- [GIVEN DATA]:
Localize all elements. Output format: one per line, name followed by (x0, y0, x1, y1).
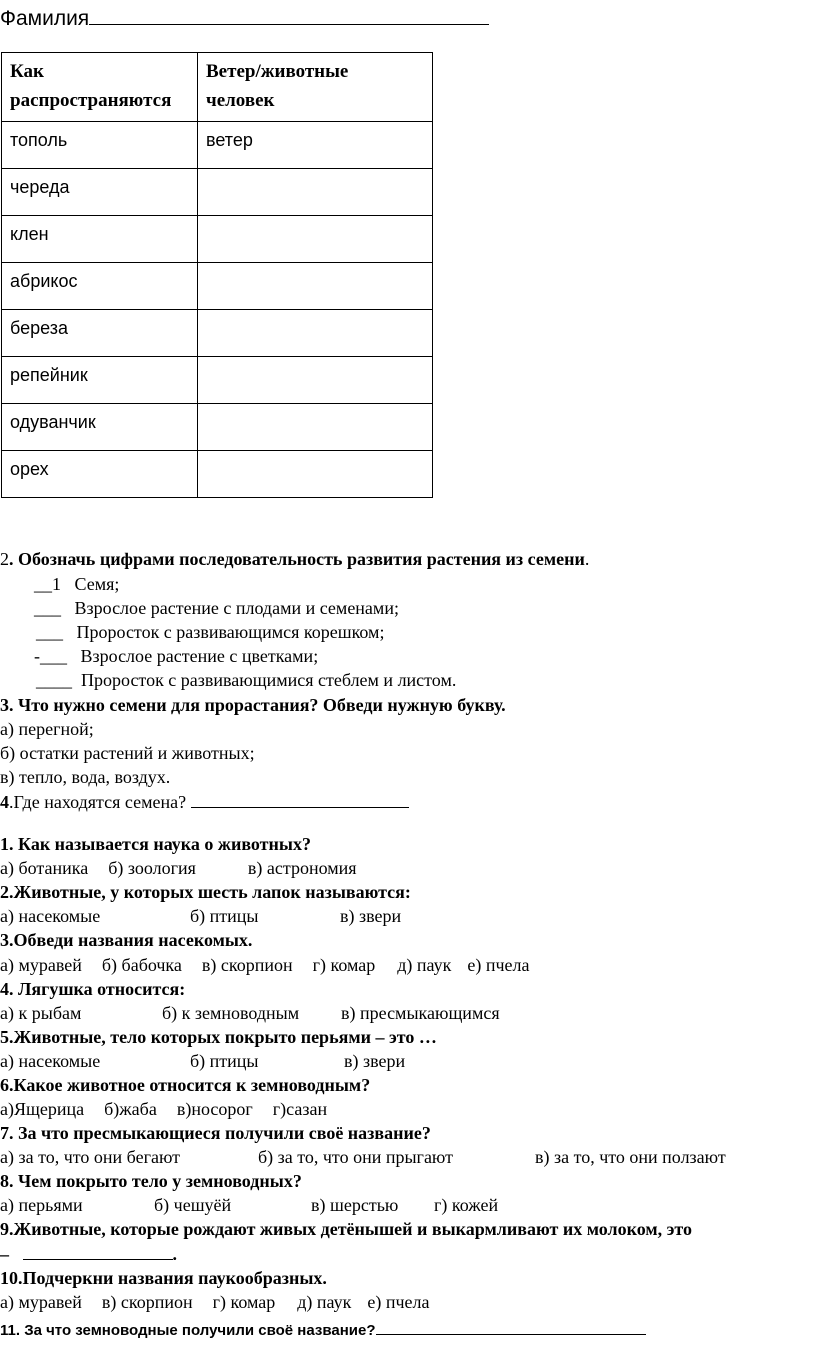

---

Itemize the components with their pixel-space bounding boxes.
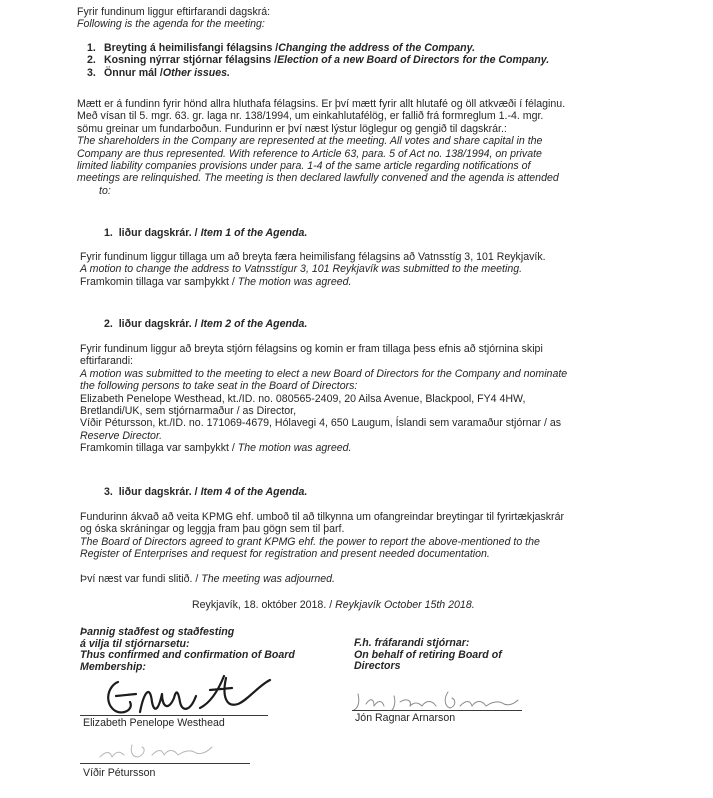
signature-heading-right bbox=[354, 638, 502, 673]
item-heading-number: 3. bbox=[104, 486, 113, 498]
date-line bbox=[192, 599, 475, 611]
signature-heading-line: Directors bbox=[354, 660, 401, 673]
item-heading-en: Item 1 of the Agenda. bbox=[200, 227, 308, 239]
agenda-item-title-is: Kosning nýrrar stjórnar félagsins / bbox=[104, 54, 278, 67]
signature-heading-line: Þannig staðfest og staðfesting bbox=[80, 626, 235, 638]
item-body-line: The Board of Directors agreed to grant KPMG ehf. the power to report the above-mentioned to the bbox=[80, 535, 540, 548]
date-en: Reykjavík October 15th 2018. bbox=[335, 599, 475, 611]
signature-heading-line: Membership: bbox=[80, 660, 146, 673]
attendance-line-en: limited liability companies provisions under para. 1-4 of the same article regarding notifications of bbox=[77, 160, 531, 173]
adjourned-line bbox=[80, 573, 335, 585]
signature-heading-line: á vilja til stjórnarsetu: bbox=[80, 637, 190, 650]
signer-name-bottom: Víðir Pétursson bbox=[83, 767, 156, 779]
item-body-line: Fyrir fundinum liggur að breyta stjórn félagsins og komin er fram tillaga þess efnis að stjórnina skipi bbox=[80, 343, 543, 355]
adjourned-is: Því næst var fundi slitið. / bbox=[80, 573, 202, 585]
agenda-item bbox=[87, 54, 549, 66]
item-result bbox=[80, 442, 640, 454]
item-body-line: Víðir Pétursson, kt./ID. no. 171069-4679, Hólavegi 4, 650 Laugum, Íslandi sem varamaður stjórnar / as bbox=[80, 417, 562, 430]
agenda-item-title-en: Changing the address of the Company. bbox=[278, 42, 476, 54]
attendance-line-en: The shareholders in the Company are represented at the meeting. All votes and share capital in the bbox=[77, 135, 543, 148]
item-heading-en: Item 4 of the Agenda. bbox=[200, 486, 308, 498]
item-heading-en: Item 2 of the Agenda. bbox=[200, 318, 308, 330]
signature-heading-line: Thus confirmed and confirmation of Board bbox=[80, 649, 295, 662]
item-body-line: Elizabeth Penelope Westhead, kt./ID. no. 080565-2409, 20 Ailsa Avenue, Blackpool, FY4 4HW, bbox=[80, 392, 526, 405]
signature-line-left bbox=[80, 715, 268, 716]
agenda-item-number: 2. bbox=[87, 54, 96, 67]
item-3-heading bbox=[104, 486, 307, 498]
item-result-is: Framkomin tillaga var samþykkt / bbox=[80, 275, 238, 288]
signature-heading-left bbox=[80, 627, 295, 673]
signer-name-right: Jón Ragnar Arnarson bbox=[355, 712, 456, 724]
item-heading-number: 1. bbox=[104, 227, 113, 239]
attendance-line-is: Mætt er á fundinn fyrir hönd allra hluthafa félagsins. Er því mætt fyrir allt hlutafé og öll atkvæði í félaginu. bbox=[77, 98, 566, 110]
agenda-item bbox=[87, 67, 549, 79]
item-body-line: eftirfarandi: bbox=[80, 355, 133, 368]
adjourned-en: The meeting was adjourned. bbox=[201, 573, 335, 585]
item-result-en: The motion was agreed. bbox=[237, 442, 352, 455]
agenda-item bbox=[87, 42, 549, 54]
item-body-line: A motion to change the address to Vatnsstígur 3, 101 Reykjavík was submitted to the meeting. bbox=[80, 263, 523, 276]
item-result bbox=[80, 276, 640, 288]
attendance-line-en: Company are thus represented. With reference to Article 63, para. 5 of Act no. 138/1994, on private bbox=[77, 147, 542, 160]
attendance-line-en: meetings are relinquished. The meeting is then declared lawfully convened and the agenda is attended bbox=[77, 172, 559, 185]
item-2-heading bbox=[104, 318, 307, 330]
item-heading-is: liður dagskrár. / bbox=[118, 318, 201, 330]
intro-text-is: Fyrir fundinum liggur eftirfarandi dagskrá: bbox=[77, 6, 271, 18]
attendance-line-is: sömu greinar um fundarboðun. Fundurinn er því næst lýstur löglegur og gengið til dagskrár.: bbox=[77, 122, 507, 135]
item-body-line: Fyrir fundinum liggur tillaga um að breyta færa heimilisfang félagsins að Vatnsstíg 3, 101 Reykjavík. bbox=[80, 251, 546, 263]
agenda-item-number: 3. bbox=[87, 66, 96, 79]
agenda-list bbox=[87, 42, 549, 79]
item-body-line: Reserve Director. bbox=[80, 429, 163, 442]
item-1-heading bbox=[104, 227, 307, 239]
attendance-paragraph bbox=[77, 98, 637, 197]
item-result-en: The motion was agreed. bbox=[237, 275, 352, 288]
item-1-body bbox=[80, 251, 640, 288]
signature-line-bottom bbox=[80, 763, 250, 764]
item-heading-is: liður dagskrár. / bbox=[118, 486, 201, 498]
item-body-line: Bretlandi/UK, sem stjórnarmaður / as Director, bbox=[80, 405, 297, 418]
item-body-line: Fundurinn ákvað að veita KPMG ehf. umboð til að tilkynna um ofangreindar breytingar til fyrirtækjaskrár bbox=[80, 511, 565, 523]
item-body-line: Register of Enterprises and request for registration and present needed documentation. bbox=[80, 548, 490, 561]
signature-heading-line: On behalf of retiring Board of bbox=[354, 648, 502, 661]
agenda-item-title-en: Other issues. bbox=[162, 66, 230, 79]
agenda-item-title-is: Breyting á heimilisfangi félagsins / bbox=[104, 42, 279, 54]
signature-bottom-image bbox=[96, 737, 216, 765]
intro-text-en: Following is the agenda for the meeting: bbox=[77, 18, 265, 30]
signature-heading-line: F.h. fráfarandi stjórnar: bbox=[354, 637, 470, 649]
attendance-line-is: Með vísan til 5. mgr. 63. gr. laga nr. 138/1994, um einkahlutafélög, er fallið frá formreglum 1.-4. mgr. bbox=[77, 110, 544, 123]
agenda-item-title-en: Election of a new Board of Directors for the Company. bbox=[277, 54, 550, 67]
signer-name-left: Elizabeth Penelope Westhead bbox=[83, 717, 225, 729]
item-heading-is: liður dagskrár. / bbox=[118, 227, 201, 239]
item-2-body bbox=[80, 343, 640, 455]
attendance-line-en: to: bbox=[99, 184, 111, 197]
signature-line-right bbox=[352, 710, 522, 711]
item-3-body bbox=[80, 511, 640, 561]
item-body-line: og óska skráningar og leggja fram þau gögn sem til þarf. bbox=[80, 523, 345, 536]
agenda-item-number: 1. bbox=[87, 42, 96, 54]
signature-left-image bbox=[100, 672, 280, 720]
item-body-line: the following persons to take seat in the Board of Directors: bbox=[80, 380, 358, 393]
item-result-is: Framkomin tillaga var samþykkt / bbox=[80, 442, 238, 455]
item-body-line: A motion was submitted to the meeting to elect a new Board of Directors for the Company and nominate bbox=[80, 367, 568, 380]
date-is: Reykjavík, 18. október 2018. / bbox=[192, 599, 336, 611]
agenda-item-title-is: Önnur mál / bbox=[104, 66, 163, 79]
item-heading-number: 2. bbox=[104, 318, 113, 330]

- [WHAT THE EXERCISE ASKS]: Reproduce the lines between the one containing "Itemize the components" and the one containing "agenda-item-title-is: Kosning nýrrar", inclusive, with no changes. Don't include the pictures in your answer.

- [COMPLETE ANSWER]:
Itemize the components with their pixel-space bounding boxes.
signature-heading-right bbox=[354, 638, 502, 673]
item-heading-number: 3. bbox=[104, 486, 113, 498]
date-line bbox=[192, 599, 475, 611]
signature-heading-line: Directors bbox=[354, 660, 401, 673]
item-heading-en: Item 1 of the Agenda. bbox=[200, 227, 308, 239]
agenda-item-title-is: Kosning nýrrar stjórnar félagsins / bbox=[104, 54, 278, 67]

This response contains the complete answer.